··· Records for the exercise
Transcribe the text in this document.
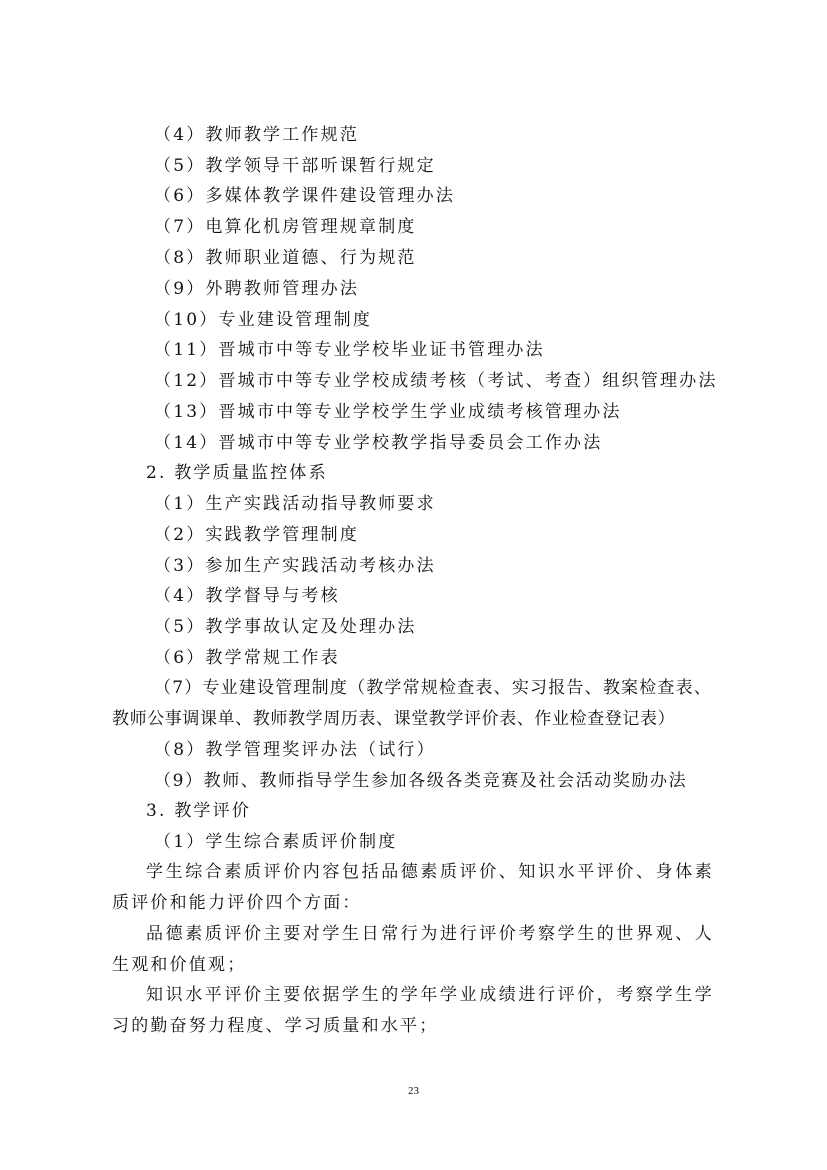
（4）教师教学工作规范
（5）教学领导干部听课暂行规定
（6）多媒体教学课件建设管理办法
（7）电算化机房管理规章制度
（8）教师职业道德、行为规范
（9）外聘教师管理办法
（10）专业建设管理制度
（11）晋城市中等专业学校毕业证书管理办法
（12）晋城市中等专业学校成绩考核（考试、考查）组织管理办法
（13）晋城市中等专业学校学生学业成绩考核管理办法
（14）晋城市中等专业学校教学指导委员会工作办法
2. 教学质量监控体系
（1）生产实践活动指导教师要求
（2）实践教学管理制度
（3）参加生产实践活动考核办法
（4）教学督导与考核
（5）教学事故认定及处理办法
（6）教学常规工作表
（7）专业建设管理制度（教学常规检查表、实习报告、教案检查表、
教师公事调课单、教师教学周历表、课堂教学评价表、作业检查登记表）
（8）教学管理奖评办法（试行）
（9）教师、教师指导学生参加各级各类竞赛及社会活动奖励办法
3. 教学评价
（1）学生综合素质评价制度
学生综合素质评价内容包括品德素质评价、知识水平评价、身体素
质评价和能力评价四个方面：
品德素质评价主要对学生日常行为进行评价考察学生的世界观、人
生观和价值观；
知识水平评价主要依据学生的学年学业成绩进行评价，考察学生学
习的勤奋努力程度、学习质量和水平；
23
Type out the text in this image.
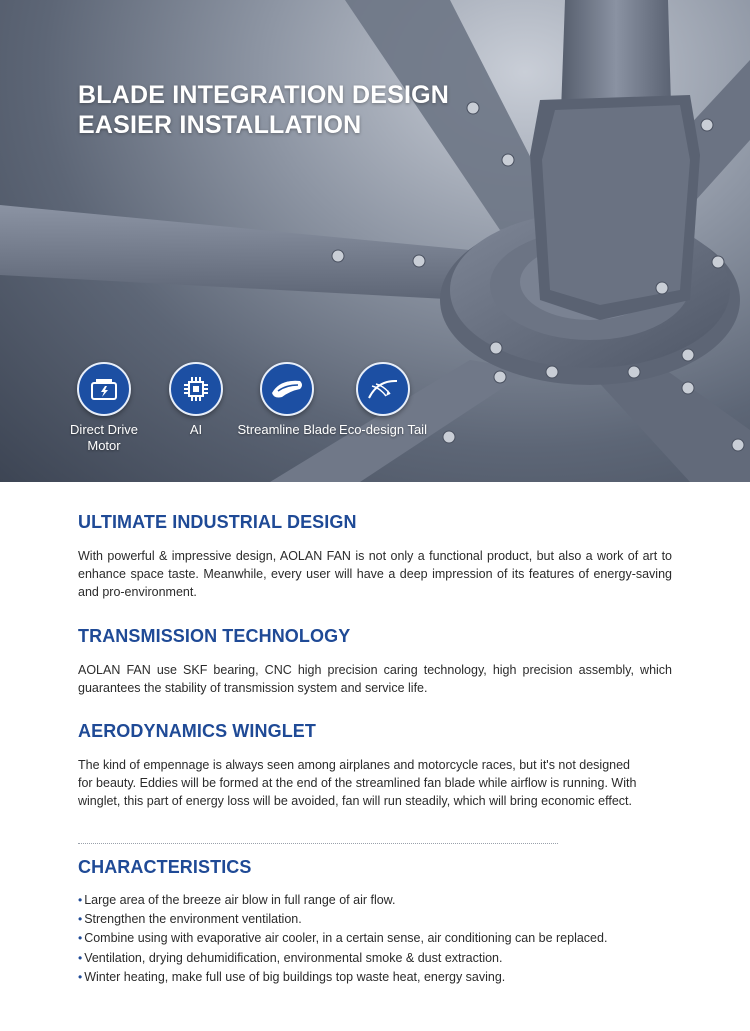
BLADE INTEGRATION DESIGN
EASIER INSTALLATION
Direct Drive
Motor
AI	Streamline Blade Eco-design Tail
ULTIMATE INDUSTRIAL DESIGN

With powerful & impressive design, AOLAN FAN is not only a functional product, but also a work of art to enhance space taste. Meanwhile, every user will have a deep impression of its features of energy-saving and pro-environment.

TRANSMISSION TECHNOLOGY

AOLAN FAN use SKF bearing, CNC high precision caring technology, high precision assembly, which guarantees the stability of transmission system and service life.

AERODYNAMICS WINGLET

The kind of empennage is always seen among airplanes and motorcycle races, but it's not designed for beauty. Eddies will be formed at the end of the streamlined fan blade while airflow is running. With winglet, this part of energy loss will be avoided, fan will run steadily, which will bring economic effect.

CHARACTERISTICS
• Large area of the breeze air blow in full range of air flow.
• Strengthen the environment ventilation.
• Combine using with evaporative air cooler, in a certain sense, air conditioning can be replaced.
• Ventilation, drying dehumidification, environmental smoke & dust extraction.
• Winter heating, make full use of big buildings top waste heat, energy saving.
······
**Task to complete**: Every record must be copied exactly, with the pictures left out.

**Finished task**:
Transcribe the text in this document.
（4）教师教学工作规范
（5）教学领导干部听课暂行规定
（6）多媒体教学课件建设管理办法
（7）电算化机房管理规章制度
（8）教师职业道德、行为规范
（9）外聘教师管理办法
（10）专业建设管理制度
（11）晋城市中等专业学校毕业证书管理办法
（12）晋城市中等专业学校成绩考核（考试、考查）组织管理办法
（13）晋城市中等专业学校学生学业成绩考核管理办法
（14）晋城市中等专业学校教学指导委员会工作办法
2. 教学质量监控体系
（1）生产实践活动指导教师要求
（2）实践教学管理制度
（3）参加生产实践活动考核办法
（4）教学督导与考核
（5）教学事故认定及处理办法
（6）教学常规工作表
（7）专业建设管理制度（教学常规检查表、实习报告、教案检查表、
教师公事调课单、教师教学周历表、课堂教学评价表、作业检查登记表）
（8）教学管理奖评办法（试行）
（9）教师、教师指导学生参加各级各类竞赛及社会活动奖励办法
3. 教学评价
（1）学生综合素质评价制度
学生综合素质评价内容包括品德素质评价、知识水平评价、身体素
质评价和能力评价四个方面：
品德素质评价主要对学生日常行为进行评价考察学生的世界观、人
生观和价值观；
知识水平评价主要依据学生的学年学业成绩进行评价，考察学生学
习的勤奋努力程度、学习质量和水平；
23
Type out the text in this image.
BLADE INTEGRATION DESIGN
EASIER INSTALLATION
Direct Drive
Motor
AI	Streamline Blade Eco-design Tail
ULTIMATE INDUSTRIAL DESIGN

With powerful & impressive design, AOLAN FAN is not only a functional product, but also a work of art to enhance space taste. Meanwhile, every user will have a deep impression of its features of energy-saving and pro-environment.

TRANSMISSION TECHNOLOGY

AOLAN FAN use SKF bearing, CNC high precision caring technology, high precision assembly, which guarantees the stability of transmission system and service life.

AERODYNAMICS WINGLET

The kind of empennage is always seen among airplanes and motorcycle races, but it's not designed for beauty. Eddies will be formed at the end of the streamlined fan blade while airflow is running. With winglet, this part of energy loss will be avoided, fan will run steadily, which will bring economic effect.

CHARACTERISTICS
• Large area of the breeze air blow in full range of air flow.
• Strengthen the environment ventilation.
• Combine using with evaporative air cooler, in a certain sense, air conditioning can be replaced.
• Ventilation, drying dehumidification, environmental smoke & dust extraction.
• Winter heating, make full use of big buildings top waste heat, energy saving.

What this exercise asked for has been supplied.